Rows from a dataset:

___

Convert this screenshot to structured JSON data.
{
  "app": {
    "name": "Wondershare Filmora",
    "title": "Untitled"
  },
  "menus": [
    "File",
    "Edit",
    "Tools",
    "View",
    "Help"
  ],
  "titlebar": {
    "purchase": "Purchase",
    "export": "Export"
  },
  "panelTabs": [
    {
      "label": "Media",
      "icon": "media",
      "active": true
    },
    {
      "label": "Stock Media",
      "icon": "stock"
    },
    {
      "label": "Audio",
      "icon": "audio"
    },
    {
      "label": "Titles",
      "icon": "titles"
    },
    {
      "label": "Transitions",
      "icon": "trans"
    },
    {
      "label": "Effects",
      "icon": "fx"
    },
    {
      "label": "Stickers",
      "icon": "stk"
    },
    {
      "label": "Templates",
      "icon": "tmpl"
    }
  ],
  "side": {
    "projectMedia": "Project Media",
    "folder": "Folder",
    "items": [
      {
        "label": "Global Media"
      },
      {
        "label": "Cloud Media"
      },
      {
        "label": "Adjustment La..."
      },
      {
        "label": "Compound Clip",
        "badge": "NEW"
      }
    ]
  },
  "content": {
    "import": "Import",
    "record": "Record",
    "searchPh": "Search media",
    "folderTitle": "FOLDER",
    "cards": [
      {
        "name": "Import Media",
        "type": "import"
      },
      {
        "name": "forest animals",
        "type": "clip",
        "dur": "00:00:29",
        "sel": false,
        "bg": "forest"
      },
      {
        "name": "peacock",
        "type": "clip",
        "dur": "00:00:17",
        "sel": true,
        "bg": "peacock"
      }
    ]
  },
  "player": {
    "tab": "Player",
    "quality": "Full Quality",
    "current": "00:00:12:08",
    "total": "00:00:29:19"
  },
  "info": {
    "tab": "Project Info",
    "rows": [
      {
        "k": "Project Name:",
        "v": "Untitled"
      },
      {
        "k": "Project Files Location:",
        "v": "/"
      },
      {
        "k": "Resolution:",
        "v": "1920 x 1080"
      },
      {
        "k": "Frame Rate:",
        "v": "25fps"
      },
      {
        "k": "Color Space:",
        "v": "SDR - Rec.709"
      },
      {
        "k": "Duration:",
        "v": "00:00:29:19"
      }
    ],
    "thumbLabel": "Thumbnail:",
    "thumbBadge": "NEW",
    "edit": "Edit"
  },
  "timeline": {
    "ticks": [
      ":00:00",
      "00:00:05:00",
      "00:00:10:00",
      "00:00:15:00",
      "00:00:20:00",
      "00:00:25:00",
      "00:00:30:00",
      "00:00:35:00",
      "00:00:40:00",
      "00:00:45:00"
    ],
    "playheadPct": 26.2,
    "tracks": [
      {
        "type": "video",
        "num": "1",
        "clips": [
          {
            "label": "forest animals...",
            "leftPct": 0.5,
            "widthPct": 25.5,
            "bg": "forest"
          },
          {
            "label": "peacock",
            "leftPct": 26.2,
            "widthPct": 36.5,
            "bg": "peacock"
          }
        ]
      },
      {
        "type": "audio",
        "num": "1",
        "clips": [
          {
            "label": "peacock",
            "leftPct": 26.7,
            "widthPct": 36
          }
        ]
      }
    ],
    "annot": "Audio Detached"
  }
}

___

SHORT PROBLEM: From the records above, please extract every line and repeat it exactly.

THE COMPLETED TASK:
Convert this screenshot to structured JSON data.
{
  "app": {
    "name": "Wondershare Filmora",
    "title": "Untitled"
  },
  "menus": [
    "File",
    "Edit",
    "Tools",
    "View",
    "Help"
  ],
  "titlebar": {
    "purchase": "Purchase",
    "export": "Export"
  },
  "panelTabs": [
    {
      "label": "Media",
      "icon": "media",
      "active": true
    },
    {
      "label": "Stock Media",
      "icon": "stock"
    },
    {
      "label": "Audio",
      "icon": "audio"
    },
    {
      "label": "Titles",
      "icon": "titles"
    },
    {
      "label": "Transitions",
      "icon": "trans"
    },
    {
      "label": "Effects",
      "icon": "fx"
    },
    {
      "label": "Stickers",
      "icon": "stk"
    },
    {
      "label": "Templates",
      "icon": "tmpl"
    }
  ],
  "side": {
    "projectMedia": "Project Media",
    "folder": "Folder",
    "items": [
      {
        "label": "Global Media"
      },
      {
        "label": "Cloud Media"
      },
      {
        "label": "Adjustment La..."
      },
      {
        "label": "Compound Clip",
        "badge": "NEW"
      }
    ]
  },
  "content": {
    "import": "Import",
    "record": "Record",
    "searchPh": "Search media",
    "folderTitle": "FOLDER",
    "cards": [
      {
        "name": "Import Media",
        "type": "import"
      },
      {
        "name": "forest animals",
        "type": "clip",
        "dur": "00:00:29",
        "sel": false,
        "bg": "forest"
      },
      {
        "name": "peacock",
        "type": "clip",
        "dur": "00:00:17",
        "sel": true,
        "bg": "peacock"
      }
    ]
  },
  "player": {
    "tab": "Player",
    "quality": "Full Quality",
    "current": "00:00:12:08",
    "total": "00:00:29:19"
  },
  "info": {
    "tab": "Project Info",
    "rows": [
      {
        "k": "Project Name:",
        "v": "Untitled"
      },
      {
        "k": "Project Files Location:",
        "v": "/"
      },
      {
        "k": "Resolution:",
        "v": "1920 x 1080"
      },
      {
        "k": "Frame Rate:",
        "v": "25fps"
      },
      {
        "k": "Color Space:",
        "v": "SDR - Rec.709"
      },
      {
        "k": "Duration:",
        "v": "00:00:29:19"
      }
    ],
    "thumbLabel": "Thumbnail:",
    "thumbBadge": "NEW",
    "edit": "Edit"
  },
  "timeline": {
    "ticks": [
      ":00:00",
      "00:00:05:00",
      "00:00:10:00",
      "00:00:15:00",
      "00:00:20:00",
      "00:00:25:00",
      "00:00:30:00",
      "00:00:35:00",
      "00:00:40:00",
      "00:00:45:00"
    ],
    "playheadPct": 26.2,
    "tracks": [
      {
        "type": "video",
        "num": "1",
        "clips": [
          {
            "label": "forest animals...",
            "leftPct": 0.5,
            "widthPct": 25.5,
            "bg": "forest"
          },
          {
            "label": "peacock",
            "leftPct": 26.2,
            "widthPct": 36.5,
            "bg": "peacock"
          }
        ]
      },
      {
        "type": "audio",
        "num": "1",
        "clips": [
          {
            "label": "peacock",
            "leftPct": 26.7,
            "widthPct": 36
          }
        ]
      }
    ],
    "annot": "Audio Detached"
  }
}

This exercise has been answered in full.